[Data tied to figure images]
>> begin
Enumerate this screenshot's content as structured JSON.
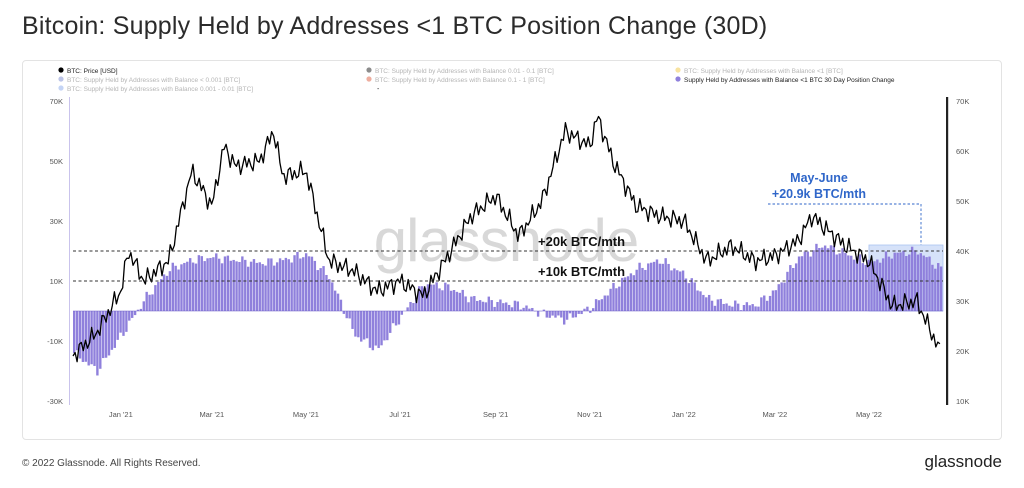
{
  "page": {
    "title": "Bitcoin: Supply Held by Addresses <1 BTC Position Change  (30D)",
    "copyright": "© 2022 Glassnode. All Rights Reserved.",
    "brand": "glassnode",
    "watermark": "glassnode"
  },
  "colors": {
    "bar": "#8f80dc",
    "bar_edge": "#6f5fc8",
    "price": "#000000",
    "highlight": "#c9d9f7",
    "highlight_edge": "#8fb0ec",
    "annotation_blue": "#2f66c9"
  },
  "chart_data": {
    "type": "bar+line",
    "legend": [
      {
        "label": "BTC: Price [USD]",
        "color": "#000000",
        "faded": false
      },
      {
        "label": "BTC: Supply Held by Addresses with Balance < 0.001 [BTC]",
        "color": "#6b7cc9",
        "faded": true
      },
      {
        "label": "BTC: Supply Held by Addresses with Balance 0.001 - 0.01 [BTC]",
        "color": "#7da0e8",
        "faded": true
      },
      {
        "label": "BTC: Supply Held by Addresses with Balance 0.01 - 0.1 [BTC]",
        "color": "#000000",
        "faded": true
      },
      {
        "label": "BTC: Supply Held by Addresses with Balance 0.1 - 1 [BTC]",
        "color": "#d94c2b",
        "faded": true
      },
      {
        "label": "BTC: Supply Held by Addresses with Balance <1 [BTC]",
        "color": "#f0c22d",
        "faded": true
      },
      {
        "label": "Supply Held by Addresses with Balance <1 BTC 30 Day Position Change",
        "color": "#8f80dc",
        "faded": false
      }
    ],
    "x_ticks": [
      "Jan '21",
      "Mar '21",
      "May '21",
      "Jul '21",
      "Sep '21",
      "Nov '21",
      "Jan '22",
      "Mar '22",
      "May '22"
    ],
    "left_axis": {
      "ticks": [
        "70K",
        "50K",
        "30K",
        "10K",
        "-10K",
        "-30K"
      ],
      "values": [
        70000,
        50000,
        30000,
        10000,
        -10000,
        -30000
      ],
      "ylim": [
        -30000,
        70000
      ]
    },
    "right_axis": {
      "ticks": [
        "70K",
        "60K",
        "50K",
        "40K",
        "30K",
        "20K",
        "10K"
      ],
      "values": [
        70000,
        60000,
        50000,
        40000,
        30000,
        20000,
        10000
      ],
      "ylim": [
        10000,
        70000
      ]
    },
    "x_range": [
      "2020-12-05",
      "2022-06-22"
    ],
    "position_change_30d": {
      "dates": [
        "2020-12-05",
        "2020-12-20",
        "2021-01-05",
        "2021-01-20",
        "2021-02-05",
        "2021-02-20",
        "2021-03-05",
        "2021-03-20",
        "2021-04-05",
        "2021-04-20",
        "2021-05-05",
        "2021-05-20",
        "2021-06-05",
        "2021-06-20",
        "2021-07-05",
        "2021-07-20",
        "2021-08-05",
        "2021-08-20",
        "2021-09-05",
        "2021-09-20",
        "2021-10-05",
        "2021-10-20",
        "2021-11-05",
        "2021-11-20",
        "2021-12-05",
        "2021-12-20",
        "2022-01-05",
        "2022-01-20",
        "2022-02-05",
        "2022-02-20",
        "2022-03-05",
        "2022-03-20",
        "2022-04-05",
        "2022-04-20",
        "2022-05-05",
        "2022-05-20",
        "2022-06-05",
        "2022-06-20"
      ],
      "values": [
        -14000,
        -20000,
        -8000,
        4000,
        14000,
        17000,
        18000,
        17000,
        16000,
        17000,
        19000,
        11000,
        -8000,
        -13000,
        -2000,
        9000,
        8000,
        4000,
        3000,
        2000,
        -1000,
        -3000,
        1000,
        8000,
        14000,
        17000,
        12000,
        4000,
        2000,
        2000,
        7000,
        18000,
        22000,
        19000,
        16000,
        19000,
        20000,
        14000
      ]
    },
    "btc_price_usd": {
      "dates": [
        "2020-12-05",
        "2020-12-20",
        "2021-01-05",
        "2021-01-10",
        "2021-01-20",
        "2021-02-05",
        "2021-02-20",
        "2021-03-05",
        "2021-03-13",
        "2021-03-20",
        "2021-04-05",
        "2021-04-14",
        "2021-04-20",
        "2021-05-05",
        "2021-05-20",
        "2021-06-05",
        "2021-06-20",
        "2021-07-05",
        "2021-07-20",
        "2021-08-05",
        "2021-08-20",
        "2021-09-05",
        "2021-09-20",
        "2021-10-05",
        "2021-10-20",
        "2021-11-05",
        "2021-11-10",
        "2021-11-20",
        "2021-12-05",
        "2021-12-20",
        "2022-01-05",
        "2022-01-20",
        "2022-02-05",
        "2022-02-20",
        "2022-03-05",
        "2022-03-20",
        "2022-03-29",
        "2022-04-05",
        "2022-04-20",
        "2022-05-05",
        "2022-05-20",
        "2022-06-05",
        "2022-06-20"
      ],
      "values": [
        19000,
        23500,
        32000,
        40000,
        34000,
        38000,
        56000,
        49000,
        61000,
        57000,
        58000,
        64000,
        55000,
        56000,
        38000,
        36000,
        32000,
        34000,
        31000,
        39000,
        47000,
        51000,
        43000,
        50000,
        64000,
        61000,
        67000,
        58000,
        49000,
        47000,
        46000,
        38000,
        41000,
        38000,
        39000,
        42000,
        47000,
        45000,
        41000,
        38000,
        29000,
        30000,
        20000
      ]
    },
    "reference_lines": [
      {
        "value": 20000,
        "label": "+20k BTC/mth"
      },
      {
        "value": 10000,
        "label": "+10k BTC/mth"
      }
    ],
    "annotation": {
      "title": "May-June",
      "text": "+20.9k BTC/mth",
      "from": "2022-05-05",
      "to": "2022-06-22"
    }
  }
}
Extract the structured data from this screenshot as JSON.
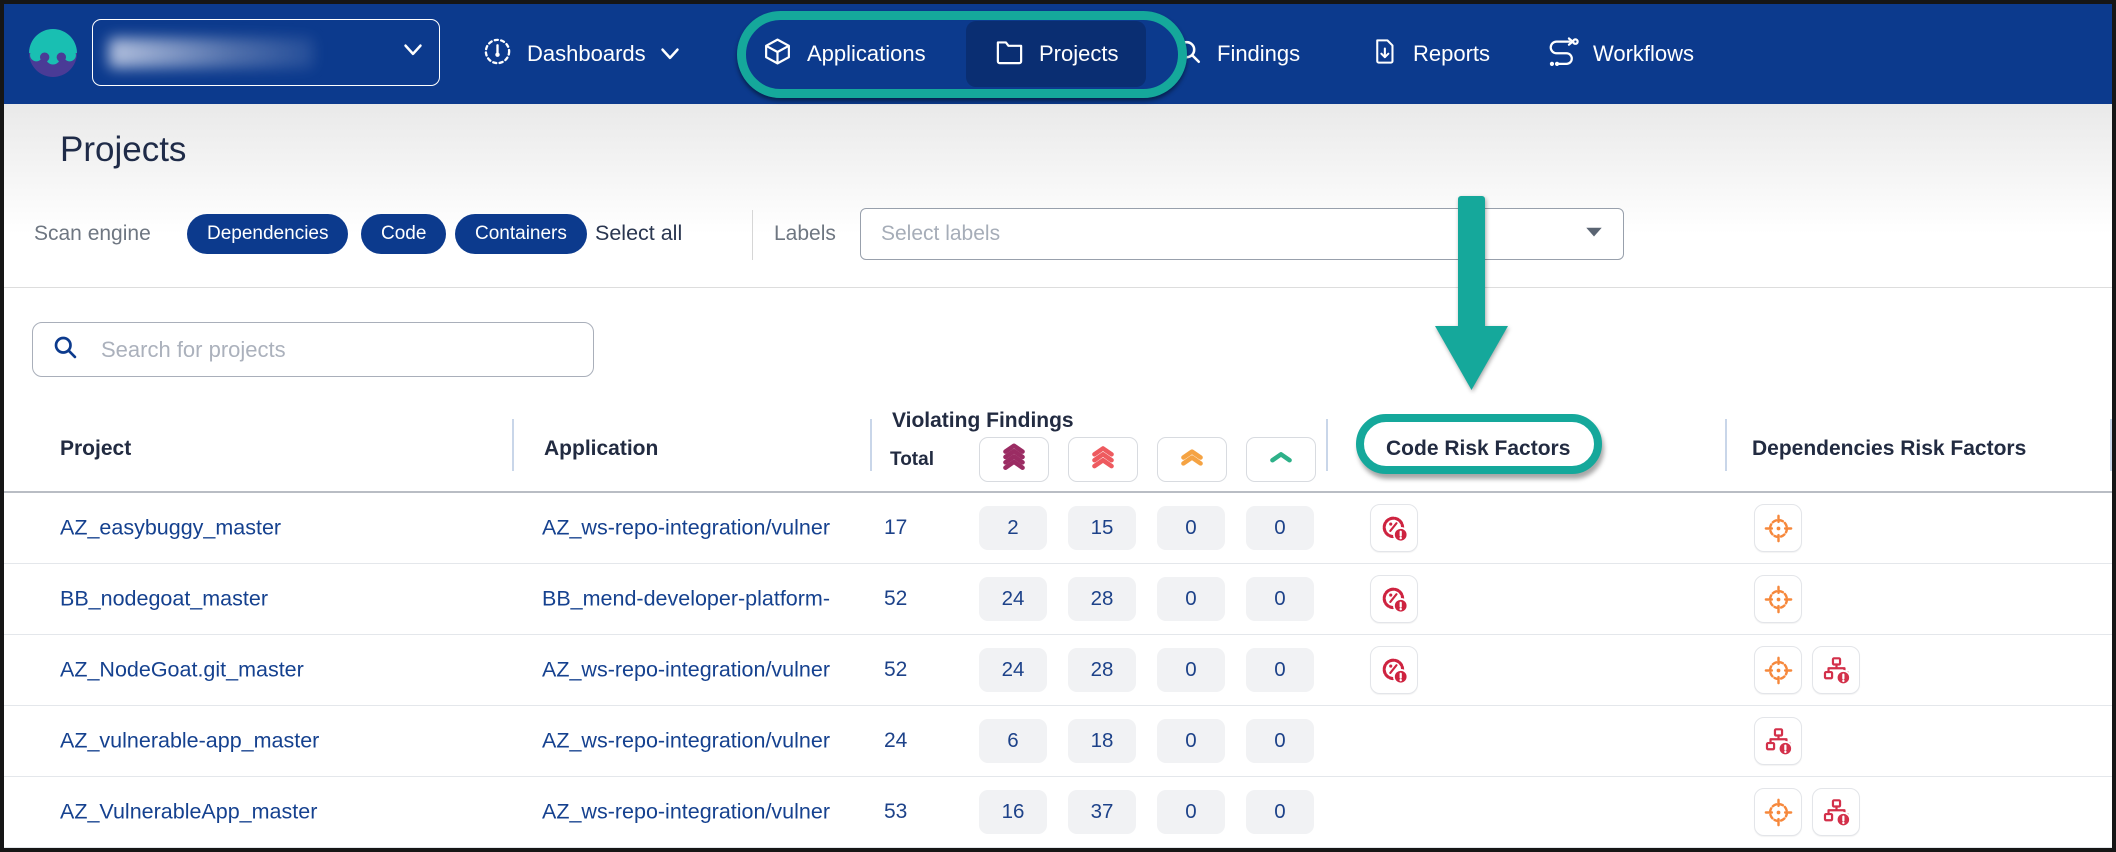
>> end
Transcribe each line above verbatim, with the pictures left out.

RESULT BELOW>
Enumerate this screenshot's content as structured JSON.
{
  "page": {
    "title": "Bitcoin: Supply Held by Addresses <1 BTC Position Change  (30D)",
    "copyright": "© 2022 Glassnode. All Rights Reserved.",
    "brand": "glassnode",
    "watermark": "glassnode"
  },
  "colors": {
    "bar": "#8f80dc",
    "bar_edge": "#6f5fc8",
    "price": "#000000",
    "highlight": "#c9d9f7",
    "highlight_edge": "#8fb0ec",
    "annotation_blue": "#2f66c9"
  },
  "chart_data": {
    "type": "bar+line",
    "legend": [
      {
        "label": "BTC: Price [USD]",
        "color": "#000000",
        "faded": false
      },
      {
        "label": "BTC: Supply Held by Addresses with Balance < 0.001 [BTC]",
        "color": "#6b7cc9",
        "faded": true
      },
      {
        "label": "BTC: Supply Held by Addresses with Balance 0.001 - 0.01 [BTC]",
        "color": "#7da0e8",
        "faded": true
      },
      {
        "label": "BTC: Supply Held by Addresses with Balance 0.01 - 0.1 [BTC]",
        "color": "#000000",
        "faded": true
      },
      {
        "label": "BTC: Supply Held by Addresses with Balance 0.1 - 1 [BTC]",
        "color": "#d94c2b",
        "faded": true
      },
      {
        "label": "BTC: Supply Held by Addresses with Balance <1 [BTC]",
        "color": "#f0c22d",
        "faded": true
      },
      {
        "label": "Supply Held by Addresses with Balance <1 BTC 30 Day Position Change",
        "color": "#8f80dc",
        "faded": false
      }
    ],
    "x_ticks": [
      "Jan '21",
      "Mar '21",
      "May '21",
      "Jul '21",
      "Sep '21",
      "Nov '21",
      "Jan '22",
      "Mar '22",
      "May '22"
    ],
    "left_axis": {
      "ticks": [
        "70K",
        "50K",
        "30K",
        "10K",
        "-10K",
        "-30K"
      ],
      "values": [
        70000,
        50000,
        30000,
        10000,
        -10000,
        -30000
      ],
      "ylim": [
        -30000,
        70000
      ]
    },
    "right_axis": {
      "ticks": [
        "70K",
        "60K",
        "50K",
        "40K",
        "30K",
        "20K",
        "10K"
      ],
      "values": [
        70000,
        60000,
        50000,
        40000,
        30000,
        20000,
        10000
      ],
      "ylim": [
        10000,
        70000
      ]
    },
    "x_range": [
      "2020-12-05",
      "2022-06-22"
    ],
    "position_change_30d": {
      "dates": [
        "2020-12-05",
        "2020-12-20",
        "2021-01-05",
        "2021-01-20",
        "2021-02-05",
        "2021-02-20",
        "2021-03-05",
        "2021-03-20",
        "2021-04-05",
        "2021-04-20",
        "2021-05-05",
        "2021-05-20",
        "2021-06-05",
        "2021-06-20",
        "2021-07-05",
        "2021-07-20",
        "2021-08-05",
        "2021-08-20",
        "2021-09-05",
        "2021-09-20",
        "2021-10-05",
        "2021-10-20",
        "2021-11-05",
        "2021-11-20",
        "2021-12-05",
        "2021-12-20",
        "2022-01-05",
        "2022-01-20",
        "2022-02-05",
        "2022-02-20",
        "2022-03-05",
        "2022-03-20",
        "2022-04-05",
        "2022-04-20",
        "2022-05-05",
        "2022-05-20",
        "2022-06-05",
        "2022-06-20"
      ],
      "values": [
        -14000,
        -20000,
        -8000,
        4000,
        14000,
        17000,
        18000,
        17000,
        16000,
        17000,
        19000,
        11000,
        -8000,
        -13000,
        -2000,
        9000,
        8000,
        4000,
        3000,
        2000,
        -1000,
        -3000,
        1000,
        8000,
        14000,
        17000,
        12000,
        4000,
        2000,
        2000,
        7000,
        18000,
        22000,
        19000,
        16000,
        19000,
        20000,
        14000
      ]
    },
    "btc_price_usd": {
      "dates": [
        "2020-12-05",
        "2020-12-20",
        "2021-01-05",
        "2021-01-10",
        "2021-01-20",
        "2021-02-05",
        "2021-02-20",
        "2021-03-05",
        "2021-03-13",
        "2021-03-20",
        "2021-04-05",
        "2021-04-14",
        "2021-04-20",
        "2021-05-05",
        "2021-05-20",
        "2021-06-05",
        "2021-06-20",
        "2021-07-05",
        "2021-07-20",
        "2021-08-05",
        "2021-08-20",
        "2021-09-05",
        "2021-09-20",
        "2021-10-05",
        "2021-10-20",
        "2021-11-05",
        "2021-11-10",
        "2021-11-20",
        "2021-12-05",
        "2021-12-20",
        "2022-01-05",
        "2022-01-20",
        "2022-02-05",
        "2022-02-20",
        "2022-03-05",
        "2022-03-20",
        "2022-03-29",
        "2022-04-05",
        "2022-04-20",
        "2022-05-05",
        "2022-05-20",
        "2022-06-05",
        "2022-06-20"
      ],
      "values": [
        19000,
        23500,
        32000,
        40000,
        34000,
        38000,
        56000,
        49000,
        61000,
        57000,
        58000,
        64000,
        55000,
        56000,
        38000,
        36000,
        32000,
        34000,
        31000,
        39000,
        47000,
        51000,
        43000,
        50000,
        64000,
        61000,
        67000,
        58000,
        49000,
        47000,
        46000,
        38000,
        41000,
        38000,
        39000,
        42000,
        47000,
        45000,
        41000,
        38000,
        29000,
        30000,
        20000
      ]
    },
    "reference_lines": [
      {
        "value": 20000,
        "label": "+20k BTC/mth"
      },
      {
        "value": 10000,
        "label": "+10k BTC/mth"
      }
    ],
    "annotation": {
      "title": "May-June",
      "text": "+20.9k BTC/mth",
      "from": "2022-05-05",
      "to": "2022-06-22"
    }
  }
}
Extract the structured data from this screenshot as JSON.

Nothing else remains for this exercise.